"""
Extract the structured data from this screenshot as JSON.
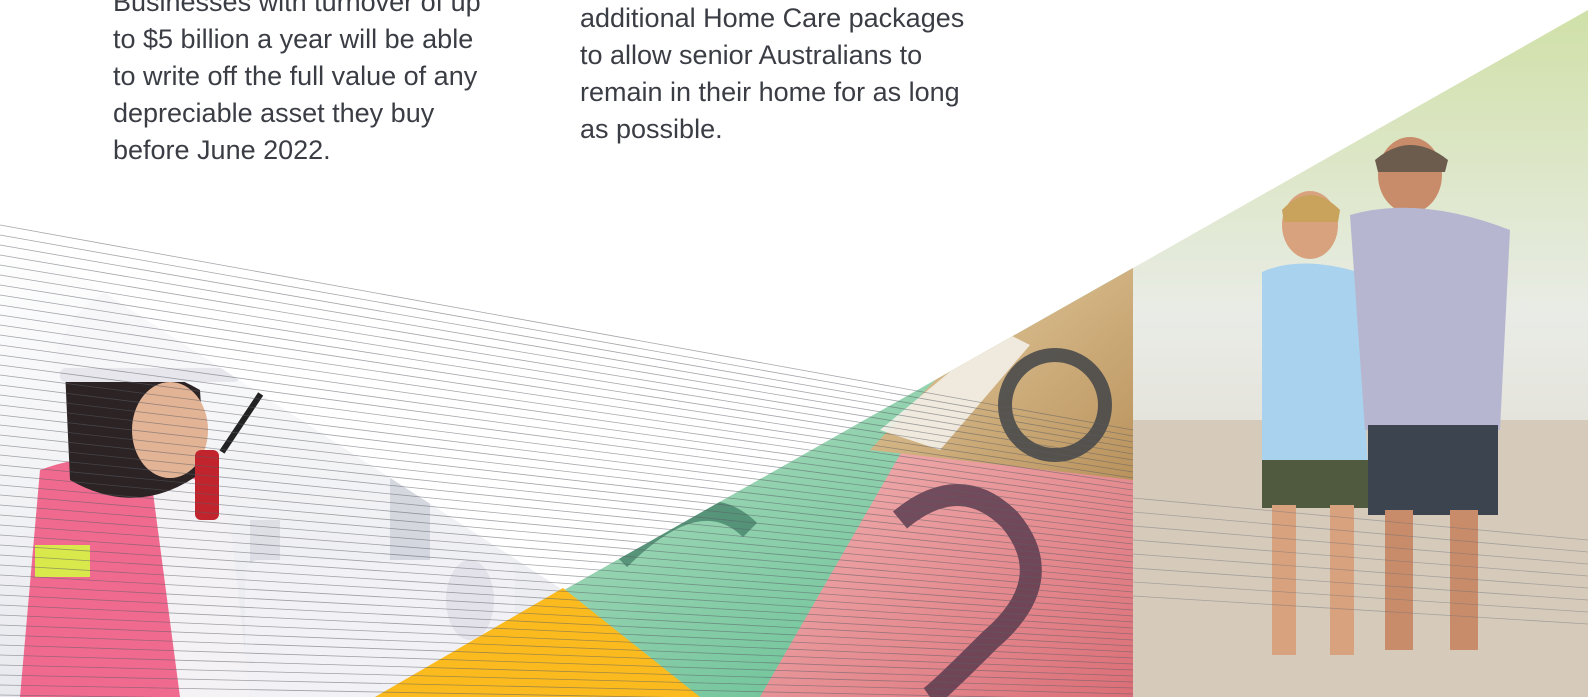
{
  "columns": {
    "left": {
      "lines": [
        "Businesses with turnover of up",
        "to $5 billion a year will be able",
        "to write off the full value of any",
        "depreciable asset they buy",
        "before June 2022."
      ]
    },
    "middle": {
      "lines": [
        "additional Home Care packages",
        "to allow senior Australians to",
        "remain in their home for as long",
        "as possible."
      ]
    }
  },
  "colors": {
    "text": "#3a3d44",
    "accent_yellow": "#fbbb1f",
    "note_green": "#5fc18e",
    "note_red": "#e97a7e",
    "note_tan": "#c9a36d"
  },
  "imagery": {
    "left_photo": "worker-with-hard-hat-and-radio",
    "middle_photo": "australian-banknotes",
    "right_photo": "senior-couple-walking"
  }
}
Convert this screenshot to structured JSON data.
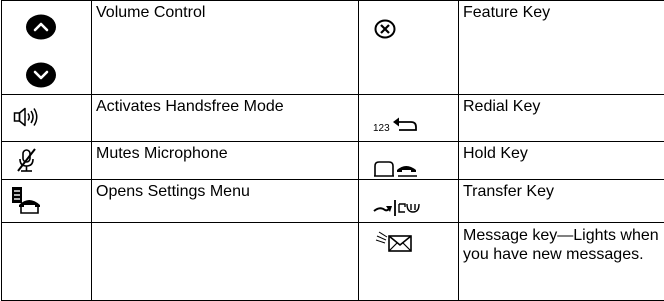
{
  "rows": [
    {
      "left_icon": "volume-up-down-icon",
      "left_label": "Volume Control",
      "right_icon": "feature-x-icon",
      "right_label": "Feature Key"
    },
    {
      "left_icon": "speaker-icon",
      "left_label": "Activates Handsfree Mode",
      "right_icon": "redial-icon",
      "right_label": "Redial Key"
    },
    {
      "left_icon": "muted-mic-icon",
      "left_label": "Mutes Microphone",
      "right_icon": "hold-icon",
      "right_label": "Hold Key"
    },
    {
      "left_icon": "settings-phone-icon",
      "left_label": "Opens Settings Menu",
      "right_icon": "transfer-icon",
      "right_label": "Transfer Key"
    },
    {
      "left_icon": "",
      "left_label": "",
      "right_icon": "message-envelope-icon",
      "right_label": "Message key—Lights when you have new messages."
    }
  ],
  "icon_texts": {
    "redial_digits": "123"
  }
}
"""
From the entries above, select each line containing the string "data".

Extract the structured data from this screenshot as JSON.
Convert this screenshot to structured JSON data.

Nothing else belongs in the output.